## Problem description
From the line with "Reverse-engineer this chart into JSON." down to the final line of the material below, quote every line exactly and leave out all lines before it.
--- begin Data shown ---
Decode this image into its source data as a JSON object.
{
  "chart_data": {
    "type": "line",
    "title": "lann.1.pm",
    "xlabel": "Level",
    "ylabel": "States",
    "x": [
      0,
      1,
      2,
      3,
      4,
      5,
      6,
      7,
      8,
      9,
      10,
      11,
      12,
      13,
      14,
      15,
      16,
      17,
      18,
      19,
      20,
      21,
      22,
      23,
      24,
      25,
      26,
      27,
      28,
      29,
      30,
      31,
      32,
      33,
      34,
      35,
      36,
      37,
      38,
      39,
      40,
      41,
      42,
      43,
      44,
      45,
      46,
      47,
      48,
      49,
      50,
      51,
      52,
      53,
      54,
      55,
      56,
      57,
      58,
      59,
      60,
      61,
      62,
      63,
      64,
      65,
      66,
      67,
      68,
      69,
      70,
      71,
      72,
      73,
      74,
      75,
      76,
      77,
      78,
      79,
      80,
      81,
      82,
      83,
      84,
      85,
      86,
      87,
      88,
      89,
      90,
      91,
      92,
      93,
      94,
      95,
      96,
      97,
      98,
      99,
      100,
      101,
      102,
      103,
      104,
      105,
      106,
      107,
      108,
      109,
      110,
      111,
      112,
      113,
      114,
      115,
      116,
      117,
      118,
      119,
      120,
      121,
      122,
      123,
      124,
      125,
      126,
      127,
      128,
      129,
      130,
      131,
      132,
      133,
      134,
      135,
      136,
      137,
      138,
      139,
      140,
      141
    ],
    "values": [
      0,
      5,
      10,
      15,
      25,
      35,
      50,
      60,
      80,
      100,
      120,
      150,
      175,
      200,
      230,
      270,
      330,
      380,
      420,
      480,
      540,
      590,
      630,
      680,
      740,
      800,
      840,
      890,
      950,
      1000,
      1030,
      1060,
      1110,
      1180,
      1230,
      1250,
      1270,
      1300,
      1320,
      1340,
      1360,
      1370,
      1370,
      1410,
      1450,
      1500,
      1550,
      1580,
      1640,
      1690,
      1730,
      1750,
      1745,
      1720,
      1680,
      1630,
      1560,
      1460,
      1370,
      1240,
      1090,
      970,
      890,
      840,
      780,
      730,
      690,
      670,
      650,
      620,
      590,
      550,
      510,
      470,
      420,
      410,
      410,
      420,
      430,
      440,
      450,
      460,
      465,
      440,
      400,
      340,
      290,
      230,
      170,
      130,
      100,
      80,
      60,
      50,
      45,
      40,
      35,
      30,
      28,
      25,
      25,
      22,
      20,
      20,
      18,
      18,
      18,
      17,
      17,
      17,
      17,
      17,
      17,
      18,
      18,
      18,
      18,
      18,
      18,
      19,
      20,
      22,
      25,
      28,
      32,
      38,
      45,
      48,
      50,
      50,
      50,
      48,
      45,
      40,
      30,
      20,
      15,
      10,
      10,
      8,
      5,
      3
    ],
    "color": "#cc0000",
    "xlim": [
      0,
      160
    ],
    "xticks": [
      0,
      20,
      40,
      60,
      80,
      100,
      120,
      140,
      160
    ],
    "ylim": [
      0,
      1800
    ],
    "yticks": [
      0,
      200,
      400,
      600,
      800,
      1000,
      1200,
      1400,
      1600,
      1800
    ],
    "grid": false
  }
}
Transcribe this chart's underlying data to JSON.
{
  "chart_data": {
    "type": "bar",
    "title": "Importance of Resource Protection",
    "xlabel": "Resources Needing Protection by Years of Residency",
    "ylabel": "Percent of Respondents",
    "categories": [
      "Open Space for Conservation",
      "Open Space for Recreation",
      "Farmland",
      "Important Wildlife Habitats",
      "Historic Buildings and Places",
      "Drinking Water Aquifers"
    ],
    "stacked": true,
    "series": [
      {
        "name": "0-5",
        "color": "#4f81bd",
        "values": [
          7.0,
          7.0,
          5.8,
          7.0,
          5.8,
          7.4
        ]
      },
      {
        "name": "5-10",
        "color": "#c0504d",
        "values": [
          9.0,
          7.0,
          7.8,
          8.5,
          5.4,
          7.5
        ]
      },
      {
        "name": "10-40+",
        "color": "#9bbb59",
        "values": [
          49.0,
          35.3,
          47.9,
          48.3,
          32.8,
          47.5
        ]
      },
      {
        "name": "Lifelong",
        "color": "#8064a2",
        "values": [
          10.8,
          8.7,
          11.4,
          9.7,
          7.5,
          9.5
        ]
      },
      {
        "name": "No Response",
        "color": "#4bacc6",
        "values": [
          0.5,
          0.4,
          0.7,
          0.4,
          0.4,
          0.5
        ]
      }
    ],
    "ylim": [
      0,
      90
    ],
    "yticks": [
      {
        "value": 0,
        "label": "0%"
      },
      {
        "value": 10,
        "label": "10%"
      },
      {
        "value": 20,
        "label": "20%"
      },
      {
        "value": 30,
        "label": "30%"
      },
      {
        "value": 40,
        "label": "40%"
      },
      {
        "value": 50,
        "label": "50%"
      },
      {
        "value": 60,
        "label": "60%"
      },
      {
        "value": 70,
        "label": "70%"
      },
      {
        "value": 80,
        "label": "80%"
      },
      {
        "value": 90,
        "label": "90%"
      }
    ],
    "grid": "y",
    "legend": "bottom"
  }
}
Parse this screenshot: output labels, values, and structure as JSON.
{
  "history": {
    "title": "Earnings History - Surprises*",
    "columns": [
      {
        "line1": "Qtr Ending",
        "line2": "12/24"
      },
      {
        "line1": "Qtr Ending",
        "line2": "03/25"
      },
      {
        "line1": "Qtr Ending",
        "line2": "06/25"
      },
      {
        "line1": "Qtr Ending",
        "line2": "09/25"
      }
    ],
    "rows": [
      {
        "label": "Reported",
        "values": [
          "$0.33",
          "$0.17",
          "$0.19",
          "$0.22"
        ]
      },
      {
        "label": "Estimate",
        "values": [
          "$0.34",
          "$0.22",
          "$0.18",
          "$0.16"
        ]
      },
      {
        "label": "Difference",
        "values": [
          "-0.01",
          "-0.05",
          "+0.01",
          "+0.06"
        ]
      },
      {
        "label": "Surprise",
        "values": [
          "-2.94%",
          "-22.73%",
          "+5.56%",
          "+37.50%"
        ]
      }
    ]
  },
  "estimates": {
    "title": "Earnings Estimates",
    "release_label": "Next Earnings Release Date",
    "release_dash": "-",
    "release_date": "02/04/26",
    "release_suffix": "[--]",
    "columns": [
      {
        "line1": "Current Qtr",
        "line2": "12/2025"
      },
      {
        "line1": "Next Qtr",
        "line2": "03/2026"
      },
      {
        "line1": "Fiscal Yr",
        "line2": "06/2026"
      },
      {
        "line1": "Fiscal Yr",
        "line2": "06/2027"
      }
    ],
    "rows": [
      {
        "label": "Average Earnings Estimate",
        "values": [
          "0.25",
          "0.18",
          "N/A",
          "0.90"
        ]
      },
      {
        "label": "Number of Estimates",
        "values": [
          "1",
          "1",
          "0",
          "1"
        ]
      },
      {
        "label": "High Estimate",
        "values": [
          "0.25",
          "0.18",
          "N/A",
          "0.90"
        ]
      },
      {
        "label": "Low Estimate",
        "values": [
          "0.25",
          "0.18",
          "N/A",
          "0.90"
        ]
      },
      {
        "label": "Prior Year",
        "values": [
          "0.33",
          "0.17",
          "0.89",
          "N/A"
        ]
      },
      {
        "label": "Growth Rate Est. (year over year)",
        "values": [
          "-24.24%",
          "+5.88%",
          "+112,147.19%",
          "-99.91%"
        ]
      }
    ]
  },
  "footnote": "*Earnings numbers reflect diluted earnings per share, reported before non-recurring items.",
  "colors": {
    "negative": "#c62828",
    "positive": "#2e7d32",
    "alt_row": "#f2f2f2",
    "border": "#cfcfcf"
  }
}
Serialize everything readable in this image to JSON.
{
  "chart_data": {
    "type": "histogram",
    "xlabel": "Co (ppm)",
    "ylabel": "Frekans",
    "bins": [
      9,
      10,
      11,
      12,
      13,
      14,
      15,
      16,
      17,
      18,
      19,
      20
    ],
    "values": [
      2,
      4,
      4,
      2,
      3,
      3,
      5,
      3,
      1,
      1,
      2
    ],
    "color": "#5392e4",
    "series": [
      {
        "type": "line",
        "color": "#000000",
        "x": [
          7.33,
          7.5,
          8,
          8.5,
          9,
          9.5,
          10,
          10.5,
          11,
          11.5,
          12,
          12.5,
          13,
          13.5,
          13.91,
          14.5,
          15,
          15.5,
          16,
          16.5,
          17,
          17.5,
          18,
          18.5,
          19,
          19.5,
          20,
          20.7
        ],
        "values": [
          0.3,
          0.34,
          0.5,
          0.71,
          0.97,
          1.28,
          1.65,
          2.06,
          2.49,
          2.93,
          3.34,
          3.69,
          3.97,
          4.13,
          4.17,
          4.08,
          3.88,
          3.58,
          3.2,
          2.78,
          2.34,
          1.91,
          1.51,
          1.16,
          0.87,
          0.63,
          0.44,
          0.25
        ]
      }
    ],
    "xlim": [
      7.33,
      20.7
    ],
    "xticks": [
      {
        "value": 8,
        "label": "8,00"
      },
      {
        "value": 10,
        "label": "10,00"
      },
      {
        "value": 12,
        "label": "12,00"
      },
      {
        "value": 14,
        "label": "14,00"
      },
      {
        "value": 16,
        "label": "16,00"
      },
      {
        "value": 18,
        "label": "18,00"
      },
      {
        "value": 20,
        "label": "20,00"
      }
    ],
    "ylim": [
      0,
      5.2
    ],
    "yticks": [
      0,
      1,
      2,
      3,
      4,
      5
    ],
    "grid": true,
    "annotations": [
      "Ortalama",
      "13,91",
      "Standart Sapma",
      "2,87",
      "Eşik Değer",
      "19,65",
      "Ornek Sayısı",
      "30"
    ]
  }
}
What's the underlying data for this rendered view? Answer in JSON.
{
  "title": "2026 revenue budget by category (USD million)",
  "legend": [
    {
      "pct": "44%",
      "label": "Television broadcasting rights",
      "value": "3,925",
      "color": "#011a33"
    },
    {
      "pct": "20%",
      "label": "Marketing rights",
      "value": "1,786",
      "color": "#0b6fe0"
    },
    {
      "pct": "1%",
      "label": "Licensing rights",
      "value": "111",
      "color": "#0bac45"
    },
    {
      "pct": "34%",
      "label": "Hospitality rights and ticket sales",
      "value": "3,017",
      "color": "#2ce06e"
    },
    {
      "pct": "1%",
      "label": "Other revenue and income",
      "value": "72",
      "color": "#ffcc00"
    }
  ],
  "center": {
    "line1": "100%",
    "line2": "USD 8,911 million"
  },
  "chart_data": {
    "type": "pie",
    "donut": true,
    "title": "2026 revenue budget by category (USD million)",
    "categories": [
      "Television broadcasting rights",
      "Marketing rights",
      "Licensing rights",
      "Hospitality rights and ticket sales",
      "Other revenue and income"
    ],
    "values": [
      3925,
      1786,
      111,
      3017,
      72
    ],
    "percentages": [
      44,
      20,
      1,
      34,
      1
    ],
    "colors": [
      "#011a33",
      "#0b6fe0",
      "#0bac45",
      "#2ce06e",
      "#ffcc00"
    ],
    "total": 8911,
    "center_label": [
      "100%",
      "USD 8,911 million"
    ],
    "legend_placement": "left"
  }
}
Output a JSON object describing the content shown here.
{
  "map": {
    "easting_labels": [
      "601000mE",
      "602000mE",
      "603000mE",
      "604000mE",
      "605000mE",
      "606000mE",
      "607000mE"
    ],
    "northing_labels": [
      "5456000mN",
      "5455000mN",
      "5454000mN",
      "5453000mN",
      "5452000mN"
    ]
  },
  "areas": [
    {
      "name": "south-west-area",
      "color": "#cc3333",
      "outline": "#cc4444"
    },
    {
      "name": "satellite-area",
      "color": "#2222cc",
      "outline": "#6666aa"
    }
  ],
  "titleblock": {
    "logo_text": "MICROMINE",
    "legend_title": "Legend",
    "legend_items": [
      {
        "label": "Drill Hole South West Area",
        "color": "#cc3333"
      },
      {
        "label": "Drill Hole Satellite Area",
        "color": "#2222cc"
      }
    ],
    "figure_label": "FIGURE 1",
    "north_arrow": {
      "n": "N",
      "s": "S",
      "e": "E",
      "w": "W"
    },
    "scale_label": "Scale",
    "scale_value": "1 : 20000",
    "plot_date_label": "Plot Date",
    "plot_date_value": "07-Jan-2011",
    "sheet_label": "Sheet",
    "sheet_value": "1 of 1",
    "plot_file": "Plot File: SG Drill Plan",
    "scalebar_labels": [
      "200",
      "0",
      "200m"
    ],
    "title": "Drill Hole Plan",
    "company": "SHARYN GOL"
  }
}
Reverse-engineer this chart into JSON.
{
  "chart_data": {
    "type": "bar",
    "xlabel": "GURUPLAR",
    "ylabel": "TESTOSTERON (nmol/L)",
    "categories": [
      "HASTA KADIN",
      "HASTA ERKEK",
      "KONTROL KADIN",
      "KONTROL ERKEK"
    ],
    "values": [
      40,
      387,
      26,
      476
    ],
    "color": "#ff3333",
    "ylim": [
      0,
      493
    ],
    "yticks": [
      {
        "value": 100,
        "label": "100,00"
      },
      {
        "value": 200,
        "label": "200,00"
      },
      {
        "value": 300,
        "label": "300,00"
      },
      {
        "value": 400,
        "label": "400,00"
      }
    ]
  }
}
--- end Data shown ---
## Full solution
Reverse-engineer this chart into JSON.
{
  "chart_data": {
    "type": "bar",
    "xlabel": "GURUPLAR",
    "ylabel": "TESTOSTERON (nmol/L)",
    "categories": [
      "HASTA KADIN",
      "HASTA ERKEK",
      "KONTROL KADIN",
      "KONTROL ERKEK"
    ],
    "values": [
      40,
      387,
      26,
      476
    ],
    "color": "#ff3333",
    "ylim": [
      0,
      493
    ],
    "yticks": [
      {
        "value": 100,
        "label": "100,00"
      },
      {
        "value": 200,
        "label": "200,00"
      },
      {
        "value": 300,
        "label": "300,00"
      },
      {
        "value": 400,
        "label": "400,00"
      }
    ]
  }
}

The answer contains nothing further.